[start of Data lines]

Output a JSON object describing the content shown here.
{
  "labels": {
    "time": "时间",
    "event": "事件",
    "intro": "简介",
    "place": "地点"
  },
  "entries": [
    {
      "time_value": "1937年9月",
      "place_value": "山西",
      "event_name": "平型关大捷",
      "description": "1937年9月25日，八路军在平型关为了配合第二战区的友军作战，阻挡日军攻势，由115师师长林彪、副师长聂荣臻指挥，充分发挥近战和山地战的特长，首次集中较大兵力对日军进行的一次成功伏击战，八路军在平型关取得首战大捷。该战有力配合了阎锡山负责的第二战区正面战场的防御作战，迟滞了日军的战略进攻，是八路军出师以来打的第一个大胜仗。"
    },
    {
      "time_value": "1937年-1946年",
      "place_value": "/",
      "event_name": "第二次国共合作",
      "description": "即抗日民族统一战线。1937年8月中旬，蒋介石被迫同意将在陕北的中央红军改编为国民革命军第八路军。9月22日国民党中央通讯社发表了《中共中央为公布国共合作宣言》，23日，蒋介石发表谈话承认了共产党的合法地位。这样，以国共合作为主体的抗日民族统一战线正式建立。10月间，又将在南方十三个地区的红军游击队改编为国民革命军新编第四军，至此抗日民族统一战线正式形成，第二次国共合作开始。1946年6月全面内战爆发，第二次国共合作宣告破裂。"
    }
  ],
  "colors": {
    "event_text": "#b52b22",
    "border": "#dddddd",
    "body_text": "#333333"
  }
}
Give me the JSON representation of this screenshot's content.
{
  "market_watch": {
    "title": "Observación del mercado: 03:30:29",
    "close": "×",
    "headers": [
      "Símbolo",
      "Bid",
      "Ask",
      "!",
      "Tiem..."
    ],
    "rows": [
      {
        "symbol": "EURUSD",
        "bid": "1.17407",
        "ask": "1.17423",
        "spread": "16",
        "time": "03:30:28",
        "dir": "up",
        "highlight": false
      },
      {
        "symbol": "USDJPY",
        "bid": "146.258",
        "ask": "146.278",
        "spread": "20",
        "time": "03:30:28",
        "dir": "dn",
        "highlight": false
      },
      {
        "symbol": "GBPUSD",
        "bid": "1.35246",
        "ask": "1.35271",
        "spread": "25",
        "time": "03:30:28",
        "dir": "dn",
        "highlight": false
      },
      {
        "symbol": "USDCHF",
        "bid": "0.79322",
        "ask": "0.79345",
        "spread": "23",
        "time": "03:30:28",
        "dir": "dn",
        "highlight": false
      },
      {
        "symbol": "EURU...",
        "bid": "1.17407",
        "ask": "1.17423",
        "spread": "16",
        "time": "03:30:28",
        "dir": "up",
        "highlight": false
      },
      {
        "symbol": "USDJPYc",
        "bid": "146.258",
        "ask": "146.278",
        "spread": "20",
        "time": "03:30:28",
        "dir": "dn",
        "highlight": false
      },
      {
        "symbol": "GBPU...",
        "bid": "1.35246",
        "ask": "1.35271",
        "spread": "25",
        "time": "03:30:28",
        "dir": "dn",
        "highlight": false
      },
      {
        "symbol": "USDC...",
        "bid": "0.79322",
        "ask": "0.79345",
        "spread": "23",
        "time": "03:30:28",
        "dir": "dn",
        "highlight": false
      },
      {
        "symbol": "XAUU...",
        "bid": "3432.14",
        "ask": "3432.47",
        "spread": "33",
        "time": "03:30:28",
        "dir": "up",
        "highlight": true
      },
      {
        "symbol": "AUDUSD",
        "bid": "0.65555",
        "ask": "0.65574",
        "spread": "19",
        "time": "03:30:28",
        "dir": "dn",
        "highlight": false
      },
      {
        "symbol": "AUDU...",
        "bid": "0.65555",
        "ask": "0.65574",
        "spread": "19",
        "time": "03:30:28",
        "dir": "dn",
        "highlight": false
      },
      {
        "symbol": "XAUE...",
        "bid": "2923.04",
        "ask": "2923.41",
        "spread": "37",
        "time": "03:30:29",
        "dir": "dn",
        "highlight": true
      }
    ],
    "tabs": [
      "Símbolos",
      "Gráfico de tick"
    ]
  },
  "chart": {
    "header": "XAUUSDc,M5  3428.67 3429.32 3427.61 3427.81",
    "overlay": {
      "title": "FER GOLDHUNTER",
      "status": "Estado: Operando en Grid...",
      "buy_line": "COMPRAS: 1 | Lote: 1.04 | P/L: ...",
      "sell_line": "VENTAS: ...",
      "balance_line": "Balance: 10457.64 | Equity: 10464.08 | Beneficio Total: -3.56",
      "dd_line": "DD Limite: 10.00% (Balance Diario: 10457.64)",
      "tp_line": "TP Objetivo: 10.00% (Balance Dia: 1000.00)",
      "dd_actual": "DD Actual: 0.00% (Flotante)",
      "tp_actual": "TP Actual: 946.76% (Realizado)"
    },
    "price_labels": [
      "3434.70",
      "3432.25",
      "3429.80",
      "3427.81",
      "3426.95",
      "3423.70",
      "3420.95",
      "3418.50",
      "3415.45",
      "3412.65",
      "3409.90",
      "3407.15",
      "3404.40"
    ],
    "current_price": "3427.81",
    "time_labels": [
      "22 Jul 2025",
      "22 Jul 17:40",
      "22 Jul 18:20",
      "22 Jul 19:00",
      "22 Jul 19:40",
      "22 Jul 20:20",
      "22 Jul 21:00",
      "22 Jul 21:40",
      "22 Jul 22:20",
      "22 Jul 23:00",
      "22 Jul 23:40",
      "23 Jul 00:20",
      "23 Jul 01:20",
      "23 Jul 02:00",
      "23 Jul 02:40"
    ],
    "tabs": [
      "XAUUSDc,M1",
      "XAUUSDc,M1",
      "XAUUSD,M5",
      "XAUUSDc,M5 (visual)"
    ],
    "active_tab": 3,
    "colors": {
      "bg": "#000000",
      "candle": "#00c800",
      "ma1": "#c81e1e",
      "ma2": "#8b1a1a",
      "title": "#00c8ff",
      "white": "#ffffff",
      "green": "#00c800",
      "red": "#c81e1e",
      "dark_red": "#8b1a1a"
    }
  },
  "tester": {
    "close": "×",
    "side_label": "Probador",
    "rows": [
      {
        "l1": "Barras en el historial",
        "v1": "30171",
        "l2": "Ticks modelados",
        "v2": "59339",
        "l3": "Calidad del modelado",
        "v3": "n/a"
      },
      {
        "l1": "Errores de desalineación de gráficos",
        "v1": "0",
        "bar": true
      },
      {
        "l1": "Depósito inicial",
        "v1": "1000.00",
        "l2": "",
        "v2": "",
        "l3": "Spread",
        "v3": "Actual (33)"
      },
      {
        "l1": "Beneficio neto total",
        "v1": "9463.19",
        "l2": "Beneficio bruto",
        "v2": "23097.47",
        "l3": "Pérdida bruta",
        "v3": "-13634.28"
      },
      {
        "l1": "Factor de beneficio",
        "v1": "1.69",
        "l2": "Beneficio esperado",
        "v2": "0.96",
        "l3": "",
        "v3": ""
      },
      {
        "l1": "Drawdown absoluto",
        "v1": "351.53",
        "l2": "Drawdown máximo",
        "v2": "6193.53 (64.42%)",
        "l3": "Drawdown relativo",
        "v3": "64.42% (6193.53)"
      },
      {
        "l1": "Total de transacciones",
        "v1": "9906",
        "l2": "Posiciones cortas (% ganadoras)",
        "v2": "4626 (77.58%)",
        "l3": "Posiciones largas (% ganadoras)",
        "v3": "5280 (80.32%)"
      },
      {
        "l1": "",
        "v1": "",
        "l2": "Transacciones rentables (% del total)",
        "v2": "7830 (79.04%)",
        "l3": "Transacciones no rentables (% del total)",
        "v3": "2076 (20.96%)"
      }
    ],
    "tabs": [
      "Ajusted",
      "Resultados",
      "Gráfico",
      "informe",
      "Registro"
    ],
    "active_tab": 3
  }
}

[end of Data lines]

__Brief__.
Please quote the records above exactly, without skipping a line.

__Result of the task__.
Output a JSON object describing the content shown here.
{
  "labels": {
    "time": "时间",
    "event": "事件",
    "intro": "简介",
    "place": "地点"
  },
  "entries": [
    {
      "time_value": "1937年9月",
      "place_value": "山西",
      "event_name": "平型关大捷",
      "description": "1937年9月25日，八路军在平型关为了配合第二战区的友军作战，阻挡日军攻势，由115师师长林彪、副师长聂荣臻指挥，充分发挥近战和山地战的特长，首次集中较大兵力对日军进行的一次成功伏击战，八路军在平型关取得首战大捷。该战有力配合了阎锡山负责的第二战区正面战场的防御作战，迟滞了日军的战略进攻，是八路军出师以来打的第一个大胜仗。"
    },
    {
      "time_value": "1937年-1946年",
      "place_value": "/",
      "event_name": "第二次国共合作",
      "description": "即抗日民族统一战线。1937年8月中旬，蒋介石被迫同意将在陕北的中央红军改编为国民革命军第八路军。9月22日国民党中央通讯社发表了《中共中央为公布国共合作宣言》，23日，蒋介石发表谈话承认了共产党的合法地位。这样，以国共合作为主体的抗日民族统一战线正式建立。10月间，又将在南方十三个地区的红军游击队改编为国民革命军新编第四军，至此抗日民族统一战线正式形成，第二次国共合作开始。1946年6月全面内战爆发，第二次国共合作宣告破裂。"
    }
  ],
  "colors": {
    "event_text": "#b52b22",
    "border": "#dddddd",
    "body_text": "#333333"
  }
}
Give me the JSON representation of this screenshot's content.
{
  "market_watch": {
    "title": "Observación del mercado: 03:30:29",
    "close": "×",
    "headers": [
      "Símbolo",
      "Bid",
      "Ask",
      "!",
      "Tiem..."
    ],
    "rows": [
      {
        "symbol": "EURUSD",
        "bid": "1.17407",
        "ask": "1.17423",
        "spread": "16",
        "time": "03:30:28",
        "dir": "up",
        "highlight": false
      },
      {
        "symbol": "USDJPY",
        "bid": "146.258",
        "ask": "146.278",
        "spread": "20",
        "time": "03:30:28",
        "dir": "dn",
        "highlight": false
      },
      {
        "symbol": "GBPUSD",
        "bid": "1.35246",
        "ask": "1.35271",
        "spread": "25",
        "time": "03:30:28",
        "dir": "dn",
        "highlight": false
      },
      {
        "symbol": "USDCHF",
        "bid": "0.79322",
        "ask": "0.79345",
        "spread": "23",
        "time": "03:30:28",
        "dir": "dn",
        "highlight": false
      },
      {
        "symbol": "EURU...",
        "bid": "1.17407",
        "ask": "1.17423",
        "spread": "16",
        "time": "03:30:28",
        "dir": "up",
        "highlight": false
      },
      {
        "symbol": "USDJPYc",
        "bid": "146.258",
        "ask": "146.278",
        "spread": "20",
        "time": "03:30:28",
        "dir": "dn",
        "highlight": false
      },
      {
        "symbol": "GBPU...",
        "bid": "1.35246",
        "ask": "1.35271",
        "spread": "25",
        "time": "03:30:28",
        "dir": "dn",
        "highlight": false
      },
      {
        "symbol": "USDC...",
        "bid": "0.79322",
        "ask": "0.79345",
        "spread": "23",
        "time": "03:30:28",
        "dir": "dn",
        "highlight": false
      },
      {
        "symbol": "XAUU...",
        "bid": "3432.14",
        "ask": "3432.47",
        "spread": "33",
        "time": "03:30:28",
        "dir": "up",
        "highlight": true
      },
      {
        "symbol": "AUDUSD",
        "bid": "0.65555",
        "ask": "0.65574",
        "spread": "19",
        "time": "03:30:28",
        "dir": "dn",
        "highlight": false
      },
      {
        "symbol": "AUDU...",
        "bid": "0.65555",
        "ask": "0.65574",
        "spread": "19",
        "time": "03:30:28",
        "dir": "dn",
        "highlight": false
      },
      {
        "symbol": "XAUE...",
        "bid": "2923.04",
        "ask": "2923.41",
        "spread": "37",
        "time": "03:30:29",
        "dir": "dn",
        "highlight": true
      }
    ],
    "tabs": [
      "Símbolos",
      "Gráfico de tick"
    ]
  },
  "chart": {
    "header": "XAUUSDc,M5  3428.67 3429.32 3427.61 3427.81",
    "overlay": {
      "title": "FER GOLDHUNTER",
      "status": "Estado: Operando en Grid...",
      "buy_line": "COMPRAS: 1 | Lote: 1.04 | P/L: ...",
      "sell_line": "VENTAS: ...",
      "balance_line": "Balance: 10457.64 | Equity: 10464.08 | Beneficio Total: -3.56",
      "dd_line": "DD Limite: 10.00% (Balance Diario: 10457.64)",
      "tp_line": "TP Objetivo: 10.00% (Balance Dia: 1000.00)",
      "dd_actual": "DD Actual: 0.00% (Flotante)",
      "tp_actual": "TP Actual: 946.76% (Realizado)"
    },
    "price_labels": [
      "3434.70",
      "3432.25",
      "3429.80",
      "3427.81",
      "3426.95",
      "3423.70",
      "3420.95",
      "3418.50",
      "3415.45",
      "3412.65",
      "3409.90",
      "3407.15",
      "3404.40"
    ],
    "current_price": "3427.81",
    "time_labels": [
      "22 Jul 2025",
      "22 Jul 17:40",
      "22 Jul 18:20",
      "22 Jul 19:00",
      "22 Jul 19:40",
      "22 Jul 20:20",
      "22 Jul 21:00",
      "22 Jul 21:40",
      "22 Jul 22:20",
      "22 Jul 23:00",
      "22 Jul 23:40",
      "23 Jul 00:20",
      "23 Jul 01:20",
      "23 Jul 02:00",
      "23 Jul 02:40"
    ],
    "tabs": [
      "XAUUSDc,M1",
      "XAUUSDc,M1",
      "XAUUSD,M5",
      "XAUUSDc,M5 (visual)"
    ],
    "active_tab": 3,
    "colors": {
      "bg": "#000000",
      "candle": "#00c800",
      "ma1": "#c81e1e",
      "ma2": "#8b1a1a",
      "title": "#00c8ff",
      "white": "#ffffff",
      "green": "#00c800",
      "red": "#c81e1e",
      "dark_red": "#8b1a1a"
    }
  },
  "tester": {
    "close": "×",
    "side_label": "Probador",
    "rows": [
      {
        "l1": "Barras en el historial",
        "v1": "30171",
        "l2": "Ticks modelados",
        "v2": "59339",
        "l3": "Calidad del modelado",
        "v3": "n/a"
      },
      {
        "l1": "Errores de desalineación de gráficos",
        "v1": "0",
        "bar": true
      },
      {
        "l1": "Depósito inicial",
        "v1": "1000.00",
        "l2": "",
        "v2": "",
        "l3": "Spread",
        "v3": "Actual (33)"
      },
      {
        "l1": "Beneficio neto total",
        "v1": "9463.19",
        "l2": "Beneficio bruto",
        "v2": "23097.47",
        "l3": "Pérdida bruta",
        "v3": "-13634.28"
      },
      {
        "l1": "Factor de beneficio",
        "v1": "1.69",
        "l2": "Beneficio esperado",
        "v2": "0.96",
        "l3": "",
        "v3": ""
      },
      {
        "l1": "Drawdown absoluto",
        "v1": "351.53",
        "l2": "Drawdown máximo",
        "v2": "6193.53 (64.42%)",
        "l3": "Drawdown relativo",
        "v3": "64.42% (6193.53)"
      },
      {
        "l1": "Total de transacciones",
        "v1": "9906",
        "l2": "Posiciones cortas (% ganadoras)",
        "v2": "4626 (77.58%)",
        "l3": "Posiciones largas (% ganadoras)",
        "v3": "5280 (80.32%)"
      },
      {
        "l1": "",
        "v1": "",
        "l2": "Transacciones rentables (% del total)",
        "v2": "7830 (79.04%)",
        "l3": "Transacciones no rentables (% del total)",
        "v3": "2076 (20.96%)"
      }
    ],
    "tabs": [
      "Ajusted",
      "Resultados",
      "Gráfico",
      "informe",
      "Registro"
    ],
    "active_tab": 3
  }
}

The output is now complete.